• [Available data]
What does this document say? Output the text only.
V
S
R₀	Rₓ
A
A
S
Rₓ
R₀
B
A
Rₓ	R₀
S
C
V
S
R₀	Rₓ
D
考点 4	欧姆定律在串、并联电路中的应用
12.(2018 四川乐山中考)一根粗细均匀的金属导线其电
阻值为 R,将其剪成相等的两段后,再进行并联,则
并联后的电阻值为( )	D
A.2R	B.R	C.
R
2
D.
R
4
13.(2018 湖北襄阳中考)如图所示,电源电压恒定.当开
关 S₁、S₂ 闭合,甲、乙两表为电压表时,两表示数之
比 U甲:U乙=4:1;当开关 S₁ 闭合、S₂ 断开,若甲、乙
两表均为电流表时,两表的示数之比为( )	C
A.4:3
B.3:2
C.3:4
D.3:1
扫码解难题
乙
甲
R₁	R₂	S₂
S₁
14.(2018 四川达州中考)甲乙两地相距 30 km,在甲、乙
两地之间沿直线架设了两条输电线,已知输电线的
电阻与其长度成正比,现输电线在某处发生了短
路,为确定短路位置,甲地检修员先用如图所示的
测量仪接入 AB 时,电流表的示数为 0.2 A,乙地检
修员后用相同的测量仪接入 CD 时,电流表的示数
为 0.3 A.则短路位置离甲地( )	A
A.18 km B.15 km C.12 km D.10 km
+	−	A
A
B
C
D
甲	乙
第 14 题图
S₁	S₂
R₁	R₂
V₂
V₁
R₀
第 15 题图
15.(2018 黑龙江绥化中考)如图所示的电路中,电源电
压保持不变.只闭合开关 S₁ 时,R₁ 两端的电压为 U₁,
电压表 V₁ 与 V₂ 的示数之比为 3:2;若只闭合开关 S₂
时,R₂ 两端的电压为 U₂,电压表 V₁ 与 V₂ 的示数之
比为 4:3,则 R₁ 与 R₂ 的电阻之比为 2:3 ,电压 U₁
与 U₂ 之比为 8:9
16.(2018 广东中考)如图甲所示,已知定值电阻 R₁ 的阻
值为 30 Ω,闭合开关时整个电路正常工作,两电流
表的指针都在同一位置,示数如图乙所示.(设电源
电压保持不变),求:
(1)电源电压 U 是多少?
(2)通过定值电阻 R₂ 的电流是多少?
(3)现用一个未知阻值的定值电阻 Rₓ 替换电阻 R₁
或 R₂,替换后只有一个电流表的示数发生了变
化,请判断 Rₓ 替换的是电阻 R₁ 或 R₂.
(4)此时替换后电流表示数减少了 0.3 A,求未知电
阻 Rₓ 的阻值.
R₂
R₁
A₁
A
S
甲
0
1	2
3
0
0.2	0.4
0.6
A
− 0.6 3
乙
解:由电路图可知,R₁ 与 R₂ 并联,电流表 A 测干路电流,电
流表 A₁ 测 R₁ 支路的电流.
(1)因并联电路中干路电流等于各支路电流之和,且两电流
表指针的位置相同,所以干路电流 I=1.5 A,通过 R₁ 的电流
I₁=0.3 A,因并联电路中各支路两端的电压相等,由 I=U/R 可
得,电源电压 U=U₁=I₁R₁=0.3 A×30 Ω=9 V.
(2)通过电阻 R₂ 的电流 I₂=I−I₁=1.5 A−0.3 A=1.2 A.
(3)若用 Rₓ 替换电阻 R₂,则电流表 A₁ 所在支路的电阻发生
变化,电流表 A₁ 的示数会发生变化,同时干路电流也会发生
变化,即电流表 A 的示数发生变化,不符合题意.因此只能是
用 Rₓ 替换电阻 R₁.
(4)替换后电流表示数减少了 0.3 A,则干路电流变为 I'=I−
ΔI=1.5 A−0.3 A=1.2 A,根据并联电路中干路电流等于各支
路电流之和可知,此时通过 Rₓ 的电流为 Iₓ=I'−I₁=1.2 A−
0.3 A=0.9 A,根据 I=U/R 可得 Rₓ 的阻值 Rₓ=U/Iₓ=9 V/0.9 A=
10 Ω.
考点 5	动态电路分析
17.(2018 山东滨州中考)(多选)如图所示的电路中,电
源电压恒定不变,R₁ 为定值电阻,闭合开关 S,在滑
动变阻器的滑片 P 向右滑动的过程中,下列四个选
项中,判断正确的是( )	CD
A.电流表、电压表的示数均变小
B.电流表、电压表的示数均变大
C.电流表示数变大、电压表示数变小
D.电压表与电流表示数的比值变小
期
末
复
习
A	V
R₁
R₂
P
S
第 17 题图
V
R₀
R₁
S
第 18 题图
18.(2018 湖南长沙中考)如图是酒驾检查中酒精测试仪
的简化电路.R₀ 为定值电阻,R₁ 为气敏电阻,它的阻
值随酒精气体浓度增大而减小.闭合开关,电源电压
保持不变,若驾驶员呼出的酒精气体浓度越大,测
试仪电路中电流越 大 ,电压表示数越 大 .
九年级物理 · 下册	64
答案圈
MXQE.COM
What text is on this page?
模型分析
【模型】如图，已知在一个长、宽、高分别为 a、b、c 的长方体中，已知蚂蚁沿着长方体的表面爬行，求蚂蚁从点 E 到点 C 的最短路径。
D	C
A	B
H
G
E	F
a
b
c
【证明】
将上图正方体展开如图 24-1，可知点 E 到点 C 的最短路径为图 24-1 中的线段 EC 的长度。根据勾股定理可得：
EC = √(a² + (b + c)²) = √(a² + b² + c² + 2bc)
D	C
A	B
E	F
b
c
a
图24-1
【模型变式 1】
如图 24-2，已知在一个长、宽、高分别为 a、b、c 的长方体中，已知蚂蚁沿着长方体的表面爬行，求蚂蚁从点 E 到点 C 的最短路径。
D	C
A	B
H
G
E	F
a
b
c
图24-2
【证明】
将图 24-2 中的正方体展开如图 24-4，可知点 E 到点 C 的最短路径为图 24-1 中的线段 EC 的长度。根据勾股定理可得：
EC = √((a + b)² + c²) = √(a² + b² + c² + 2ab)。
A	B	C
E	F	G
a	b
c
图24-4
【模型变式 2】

• [Brief] Take the data above and return it exactly.

• [Task response]
What does this document say? Output the text only.
V
S
R₀	Rₓ
A
A
S
Rₓ
R₀
B
A
Rₓ	R₀
S
C
V
S
R₀	Rₓ
D
考点 4	欧姆定律在串、并联电路中的应用
12.(2018 四川乐山中考)一根粗细均匀的金属导线其电
阻值为 R,将其剪成相等的两段后,再进行并联,则
并联后的电阻值为( )	D
A.2R	B.R	C.
R
2
D.
R
4
13.(2018 湖北襄阳中考)如图所示,电源电压恒定.当开
关 S₁、S₂ 闭合,甲、乙两表为电压表时,两表示数之
比 U甲:U乙=4:1;当开关 S₁ 闭合、S₂ 断开,若甲、乙
两表均为电流表时,两表的示数之比为( )	C
A.4:3
B.3:2
C.3:4
D.3:1
扫码解难题
乙
甲
R₁	R₂	S₂
S₁
14.(2018 四川达州中考)甲乙两地相距 30 km,在甲、乙
两地之间沿直线架设了两条输电线,已知输电线的
电阻与其长度成正比,现输电线在某处发生了短
路,为确定短路位置,甲地检修员先用如图所示的
测量仪接入 AB 时,电流表的示数为 0.2 A,乙地检
修员后用相同的测量仪接入 CD 时,电流表的示数
为 0.3 A.则短路位置离甲地( )	A
A.18 km B.15 km C.12 km D.10 km
+	−	A
A
B
C
D
甲	乙
第 14 题图
S₁	S₂
R₁	R₂
V₂
V₁
R₀
第 15 题图
15.(2018 黑龙江绥化中考)如图所示的电路中,电源电
压保持不变.只闭合开关 S₁ 时,R₁ 两端的电压为 U₁,
电压表 V₁ 与 V₂ 的示数之比为 3:2;若只闭合开关 S₂
时,R₂ 两端的电压为 U₂,电压表 V₁ 与 V₂ 的示数之
比为 4:3,则 R₁ 与 R₂ 的电阻之比为 2:3 ,电压 U₁
与 U₂ 之比为 8:9
16.(2018 广东中考)如图甲所示,已知定值电阻 R₁ 的阻
值为 30 Ω,闭合开关时整个电路正常工作,两电流
表的指针都在同一位置,示数如图乙所示.(设电源
电压保持不变),求:
(1)电源电压 U 是多少?
(2)通过定值电阻 R₂ 的电流是多少?
(3)现用一个未知阻值的定值电阻 Rₓ 替换电阻 R₁
或 R₂,替换后只有一个电流表的示数发生了变
化,请判断 Rₓ 替换的是电阻 R₁ 或 R₂.
(4)此时替换后电流表示数减少了 0.3 A,求未知电
阻 Rₓ 的阻值.
R₂
R₁
A₁
A
S
甲
0
1	2
3
0
0.2	0.4
0.6
A
− 0.6 3
乙
解:由电路图可知,R₁ 与 R₂ 并联,电流表 A 测干路电流,电
流表 A₁ 测 R₁ 支路的电流.
(1)因并联电路中干路电流等于各支路电流之和,且两电流
表指针的位置相同,所以干路电流 I=1.5 A,通过 R₁ 的电流
I₁=0.3 A,因并联电路中各支路两端的电压相等,由 I=U/R 可
得,电源电压 U=U₁=I₁R₁=0.3 A×30 Ω=9 V.
(2)通过电阻 R₂ 的电流 I₂=I−I₁=1.5 A−0.3 A=1.2 A.
(3)若用 Rₓ 替换电阻 R₂,则电流表 A₁ 所在支路的电阻发生
变化,电流表 A₁ 的示数会发生变化,同时干路电流也会发生
变化,即电流表 A 的示数发生变化,不符合题意.因此只能是
用 Rₓ 替换电阻 R₁.
(4)替换后电流表示数减少了 0.3 A,则干路电流变为 I'=I−
ΔI=1.5 A−0.3 A=1.2 A,根据并联电路中干路电流等于各支
路电流之和可知,此时通过 Rₓ 的电流为 Iₓ=I'−I₁=1.2 A−
0.3 A=0.9 A,根据 I=U/R 可得 Rₓ 的阻值 Rₓ=U/Iₓ=9 V/0.9 A=
10 Ω.
考点 5	动态电路分析
17.(2018 山东滨州中考)(多选)如图所示的电路中,电
源电压恒定不变,R₁ 为定值电阻,闭合开关 S,在滑
动变阻器的滑片 P 向右滑动的过程中,下列四个选
项中,判断正确的是( )	CD
A.电流表、电压表的示数均变小
B.电流表、电压表的示数均变大
C.电流表示数变大、电压表示数变小
D.电压表与电流表示数的比值变小
期
末
复
习
A	V
R₁
R₂
P
S
第 17 题图
V
R₀
R₁
S
第 18 题图
18.(2018 湖南长沙中考)如图是酒驾检查中酒精测试仪
的简化电路.R₀ 为定值电阻,R₁ 为气敏电阻,它的阻
值随酒精气体浓度增大而减小.闭合开关,电源电压
保持不变,若驾驶员呼出的酒精气体浓度越大,测
试仪电路中电流越 大 ,电压表示数越 大 .
九年级物理 · 下册	64
答案圈
MXQE.COM
What text is on this page?
模型分析
【模型】如图，已知在一个长、宽、高分别为 a、b、c 的长方体中，已知蚂蚁沿着长方体的表面爬行，求蚂蚁从点 E 到点 C 的最短路径。
D	C
A	B
H
G
E	F
a
b
c
【证明】
将上图正方体展开如图 24-1，可知点 E 到点 C 的最短路径为图 24-1 中的线段 EC 的长度。根据勾股定理可得：
EC = √(a² + (b + c)²) = √(a² + b² + c² + 2bc)
D	C
A	B
E	F
b
c
a
图24-1
【模型变式 1】
如图 24-2，已知在一个长、宽、高分别为 a、b、c 的长方体中，已知蚂蚁沿着长方体的表面爬行，求蚂蚁从点 E 到点 C 的最短路径。
D	C
A	B
H
G
E	F
a
b
c
图24-2
【证明】
将图 24-2 中的正方体展开如图 24-4，可知点 E 到点 C 的最短路径为图 24-1 中的线段 EC 的长度。根据勾股定理可得：
EC = √((a + b)² + c²) = √(a² + b² + c² + 2ab)。
A	B	C
E	F	G
a	b
c
图24-4
【模型变式 2】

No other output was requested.